--- START ---

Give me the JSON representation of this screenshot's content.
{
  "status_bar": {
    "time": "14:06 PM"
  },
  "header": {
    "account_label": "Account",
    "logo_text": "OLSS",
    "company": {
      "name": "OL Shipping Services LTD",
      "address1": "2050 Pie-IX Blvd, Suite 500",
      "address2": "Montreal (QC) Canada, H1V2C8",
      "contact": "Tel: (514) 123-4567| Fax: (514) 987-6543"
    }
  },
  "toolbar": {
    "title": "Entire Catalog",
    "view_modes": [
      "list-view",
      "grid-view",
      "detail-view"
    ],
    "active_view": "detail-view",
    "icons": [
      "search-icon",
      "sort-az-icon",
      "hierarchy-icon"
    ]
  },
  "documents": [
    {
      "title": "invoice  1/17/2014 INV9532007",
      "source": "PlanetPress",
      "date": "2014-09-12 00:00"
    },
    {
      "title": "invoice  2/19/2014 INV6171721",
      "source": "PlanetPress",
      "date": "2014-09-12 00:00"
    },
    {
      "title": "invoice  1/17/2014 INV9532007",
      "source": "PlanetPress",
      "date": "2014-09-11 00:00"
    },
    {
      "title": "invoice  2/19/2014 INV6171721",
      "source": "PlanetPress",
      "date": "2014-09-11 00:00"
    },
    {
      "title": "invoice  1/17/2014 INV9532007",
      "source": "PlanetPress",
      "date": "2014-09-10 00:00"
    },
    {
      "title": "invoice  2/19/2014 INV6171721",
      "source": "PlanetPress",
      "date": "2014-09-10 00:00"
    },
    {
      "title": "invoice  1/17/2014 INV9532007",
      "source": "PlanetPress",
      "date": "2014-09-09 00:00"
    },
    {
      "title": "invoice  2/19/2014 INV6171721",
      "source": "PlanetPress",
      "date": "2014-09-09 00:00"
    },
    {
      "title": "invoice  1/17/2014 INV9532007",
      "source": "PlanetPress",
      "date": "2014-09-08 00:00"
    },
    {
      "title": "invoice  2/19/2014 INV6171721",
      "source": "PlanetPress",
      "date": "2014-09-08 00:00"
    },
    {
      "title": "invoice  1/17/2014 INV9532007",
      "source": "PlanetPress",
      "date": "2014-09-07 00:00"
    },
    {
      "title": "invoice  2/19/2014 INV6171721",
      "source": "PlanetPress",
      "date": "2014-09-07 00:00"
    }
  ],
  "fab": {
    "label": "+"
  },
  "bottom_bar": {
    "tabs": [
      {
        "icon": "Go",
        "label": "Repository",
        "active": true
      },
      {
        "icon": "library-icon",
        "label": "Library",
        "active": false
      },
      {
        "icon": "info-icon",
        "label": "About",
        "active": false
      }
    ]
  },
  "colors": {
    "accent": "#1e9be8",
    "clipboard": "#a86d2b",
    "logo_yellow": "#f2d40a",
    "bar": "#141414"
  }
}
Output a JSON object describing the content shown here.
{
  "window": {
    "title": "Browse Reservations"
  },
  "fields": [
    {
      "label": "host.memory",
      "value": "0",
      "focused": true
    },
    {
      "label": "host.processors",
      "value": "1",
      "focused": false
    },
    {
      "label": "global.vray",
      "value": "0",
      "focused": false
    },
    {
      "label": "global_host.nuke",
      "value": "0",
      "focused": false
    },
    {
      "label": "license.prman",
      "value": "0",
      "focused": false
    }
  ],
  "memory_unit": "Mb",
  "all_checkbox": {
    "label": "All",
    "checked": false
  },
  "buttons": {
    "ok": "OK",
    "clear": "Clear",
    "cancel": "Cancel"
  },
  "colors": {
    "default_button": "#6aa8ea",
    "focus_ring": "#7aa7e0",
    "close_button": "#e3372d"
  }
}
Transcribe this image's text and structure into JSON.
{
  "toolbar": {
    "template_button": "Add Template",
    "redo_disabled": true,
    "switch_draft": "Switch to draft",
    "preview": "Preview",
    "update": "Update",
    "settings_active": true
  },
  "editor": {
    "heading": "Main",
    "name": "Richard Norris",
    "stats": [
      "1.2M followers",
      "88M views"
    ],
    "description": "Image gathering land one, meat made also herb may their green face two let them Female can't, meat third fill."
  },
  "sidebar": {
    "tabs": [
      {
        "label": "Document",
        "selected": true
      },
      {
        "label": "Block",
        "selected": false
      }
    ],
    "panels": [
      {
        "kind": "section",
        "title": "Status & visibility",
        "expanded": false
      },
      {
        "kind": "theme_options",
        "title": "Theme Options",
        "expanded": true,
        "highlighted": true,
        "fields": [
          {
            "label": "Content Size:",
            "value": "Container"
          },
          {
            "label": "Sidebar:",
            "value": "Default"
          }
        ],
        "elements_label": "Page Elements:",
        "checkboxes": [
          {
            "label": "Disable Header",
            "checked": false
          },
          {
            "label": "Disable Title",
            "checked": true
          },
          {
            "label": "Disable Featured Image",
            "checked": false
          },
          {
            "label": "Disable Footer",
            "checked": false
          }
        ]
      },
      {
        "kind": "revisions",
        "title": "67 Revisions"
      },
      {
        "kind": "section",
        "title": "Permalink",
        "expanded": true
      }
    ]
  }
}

--- END ---

Retype all the records, matching them exactly.

Give me the JSON representation of this screenshot's content.
{
  "status_bar": {
    "time": "14:06 PM"
  },
  "header": {
    "account_label": "Account",
    "logo_text": "OLSS",
    "company": {
      "name": "OL Shipping Services LTD",
      "address1": "2050 Pie-IX Blvd, Suite 500",
      "address2": "Montreal (QC) Canada, H1V2C8",
      "contact": "Tel: (514) 123-4567| Fax: (514) 987-6543"
    }
  },
  "toolbar": {
    "title": "Entire Catalog",
    "view_modes": [
      "list-view",
      "grid-view",
      "detail-view"
    ],
    "active_view": "detail-view",
    "icons": [
      "search-icon",
      "sort-az-icon",
      "hierarchy-icon"
    ]
  },
  "documents": [
    {
      "title": "invoice  1/17/2014 INV9532007",
      "source": "PlanetPress",
      "date": "2014-09-12 00:00"
    },
    {
      "title": "invoice  2/19/2014 INV6171721",
      "source": "PlanetPress",
      "date": "2014-09-12 00:00"
    },
    {
      "title": "invoice  1/17/2014 INV9532007",
      "source": "PlanetPress",
      "date": "2014-09-11 00:00"
    },
    {
      "title": "invoice  2/19/2014 INV6171721",
      "source": "PlanetPress",
      "date": "2014-09-11 00:00"
    },
    {
      "title": "invoice  1/17/2014 INV9532007",
      "source": "PlanetPress",
      "date": "2014-09-10 00:00"
    },
    {
      "title": "invoice  2/19/2014 INV6171721",
      "source": "PlanetPress",
      "date": "2014-09-10 00:00"
    },
    {
      "title": "invoice  1/17/2014 INV9532007",
      "source": "PlanetPress",
      "date": "2014-09-09 00:00"
    },
    {
      "title": "invoice  2/19/2014 INV6171721",
      "source": "PlanetPress",
      "date": "2014-09-09 00:00"
    },
    {
      "title": "invoice  1/17/2014 INV9532007",
      "source": "PlanetPress",
      "date": "2014-09-08 00:00"
    },
    {
      "title": "invoice  2/19/2014 INV6171721",
      "source": "PlanetPress",
      "date": "2014-09-08 00:00"
    },
    {
      "title": "invoice  1/17/2014 INV9532007",
      "source": "PlanetPress",
      "date": "2014-09-07 00:00"
    },
    {
      "title": "invoice  2/19/2014 INV6171721",
      "source": "PlanetPress",
      "date": "2014-09-07 00:00"
    }
  ],
  "fab": {
    "label": "+"
  },
  "bottom_bar": {
    "tabs": [
      {
        "icon": "Go",
        "label": "Repository",
        "active": true
      },
      {
        "icon": "library-icon",
        "label": "Library",
        "active": false
      },
      {
        "icon": "info-icon",
        "label": "About",
        "active": false
      }
    ]
  },
  "colors": {
    "accent": "#1e9be8",
    "clipboard": "#a86d2b",
    "logo_yellow": "#f2d40a",
    "bar": "#141414"
  }
}
Output a JSON object describing the content shown here.
{
  "window": {
    "title": "Browse Reservations"
  },
  "fields": [
    {
      "label": "host.memory",
      "value": "0",
      "focused": true
    },
    {
      "label": "host.processors",
      "value": "1",
      "focused": false
    },
    {
      "label": "global.vray",
      "value": "0",
      "focused": false
    },
    {
      "label": "global_host.nuke",
      "value": "0",
      "focused": false
    },
    {
      "label": "license.prman",
      "value": "0",
      "focused": false
    }
  ],
  "memory_unit": "Mb",
  "all_checkbox": {
    "label": "All",
    "checked": false
  },
  "buttons": {
    "ok": "OK",
    "clear": "Clear",
    "cancel": "Cancel"
  },
  "colors": {
    "default_button": "#6aa8ea",
    "focus_ring": "#7aa7e0",
    "close_button": "#e3372d"
  }
}
Transcribe this image's text and structure into JSON.
{
  "toolbar": {
    "template_button": "Add Template",
    "redo_disabled": true,
    "switch_draft": "Switch to draft",
    "preview": "Preview",
    "update": "Update",
    "settings_active": true
  },
  "editor": {
    "heading": "Main",
    "name": "Richard Norris",
    "stats": [
      "1.2M followers",
      "88M views"
    ],
    "description": "Image gathering land one, meat made also herb may their green face two let them Female can't, meat third fill."
  },
  "sidebar": {
    "tabs": [
      {
        "label": "Document",
        "selected": true
      },
      {
        "label": "Block",
        "selected": false
      }
    ],
    "panels": [
      {
        "kind": "section",
        "title": "Status & visibility",
        "expanded": false
      },
      {
        "kind": "theme_options",
        "title": "Theme Options",
        "expanded": true,
        "highlighted": true,
        "fields": [
          {
            "label": "Content Size:",
            "value": "Container"
          },
          {
            "label": "Sidebar:",
            "value": "Default"
          }
        ],
        "elements_label": "Page Elements:",
        "checkboxes": [
          {
            "label": "Disable Header",
            "checked": false
          },
          {
            "label": "Disable Title",
            "checked": true
          },
          {
            "label": "Disable Featured Image",
            "checked": false
          },
          {
            "label": "Disable Footer",
            "checked": false
          }
        ]
      },
      {
        "kind": "revisions",
        "title": "67 Revisions"
      },
      {
        "kind": "section",
        "title": "Permalink",
        "expanded": true
      }
    ]
  }
}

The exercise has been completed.